■ What you should do: Gather from the listing below each line that includes the word "name", and copy it.

— start Material provided —

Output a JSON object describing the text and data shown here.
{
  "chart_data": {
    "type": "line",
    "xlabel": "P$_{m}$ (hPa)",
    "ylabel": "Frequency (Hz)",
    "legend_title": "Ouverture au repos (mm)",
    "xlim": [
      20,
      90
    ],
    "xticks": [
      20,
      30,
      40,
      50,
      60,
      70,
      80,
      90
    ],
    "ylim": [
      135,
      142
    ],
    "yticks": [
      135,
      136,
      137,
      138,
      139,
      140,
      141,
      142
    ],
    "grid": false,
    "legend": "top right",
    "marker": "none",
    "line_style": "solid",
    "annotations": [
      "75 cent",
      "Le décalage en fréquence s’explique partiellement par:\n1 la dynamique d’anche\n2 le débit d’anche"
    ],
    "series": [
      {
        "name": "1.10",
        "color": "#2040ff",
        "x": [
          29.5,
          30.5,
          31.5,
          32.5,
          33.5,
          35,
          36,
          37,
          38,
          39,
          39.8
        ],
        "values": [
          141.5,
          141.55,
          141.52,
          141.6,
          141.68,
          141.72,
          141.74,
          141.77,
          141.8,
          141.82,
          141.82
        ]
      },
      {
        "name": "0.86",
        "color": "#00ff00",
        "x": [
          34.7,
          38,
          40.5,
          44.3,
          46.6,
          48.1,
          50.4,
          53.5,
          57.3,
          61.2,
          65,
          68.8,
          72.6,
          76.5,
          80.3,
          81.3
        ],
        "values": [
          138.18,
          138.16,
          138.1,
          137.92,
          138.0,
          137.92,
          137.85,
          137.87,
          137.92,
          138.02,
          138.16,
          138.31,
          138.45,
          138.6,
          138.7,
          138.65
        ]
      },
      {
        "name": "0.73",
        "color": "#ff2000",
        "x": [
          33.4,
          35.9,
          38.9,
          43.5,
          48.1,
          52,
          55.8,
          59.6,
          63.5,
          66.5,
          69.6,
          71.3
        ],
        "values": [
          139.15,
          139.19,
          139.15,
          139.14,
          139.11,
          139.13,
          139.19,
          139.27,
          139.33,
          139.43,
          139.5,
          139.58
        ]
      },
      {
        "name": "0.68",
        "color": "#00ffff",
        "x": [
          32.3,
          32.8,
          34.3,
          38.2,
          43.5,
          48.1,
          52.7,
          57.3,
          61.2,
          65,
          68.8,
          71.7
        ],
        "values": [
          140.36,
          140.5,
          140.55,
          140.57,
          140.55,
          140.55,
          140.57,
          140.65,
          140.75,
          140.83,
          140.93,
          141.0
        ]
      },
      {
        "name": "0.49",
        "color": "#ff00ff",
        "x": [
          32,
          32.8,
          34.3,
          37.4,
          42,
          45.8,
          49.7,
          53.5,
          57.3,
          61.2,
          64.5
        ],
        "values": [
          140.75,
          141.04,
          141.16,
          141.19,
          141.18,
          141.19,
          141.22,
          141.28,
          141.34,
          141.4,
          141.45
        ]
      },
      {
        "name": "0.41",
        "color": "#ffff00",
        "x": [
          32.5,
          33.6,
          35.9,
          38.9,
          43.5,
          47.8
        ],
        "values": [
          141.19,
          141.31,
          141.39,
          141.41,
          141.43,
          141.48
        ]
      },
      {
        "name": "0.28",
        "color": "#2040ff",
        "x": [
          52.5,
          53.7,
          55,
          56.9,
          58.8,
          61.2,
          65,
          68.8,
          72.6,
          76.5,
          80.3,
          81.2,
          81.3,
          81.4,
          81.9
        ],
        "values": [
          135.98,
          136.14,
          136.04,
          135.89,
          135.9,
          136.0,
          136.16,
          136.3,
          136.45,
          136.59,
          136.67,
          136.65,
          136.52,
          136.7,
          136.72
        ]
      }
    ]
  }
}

— end Material provided —

■ Task output:
        "name": "1.10",
        "name": "0.86",
        "name": "0.73",
        "name": "0.68",
        "name": "0.49",
        "name": "0.41",
        "name": "0.28",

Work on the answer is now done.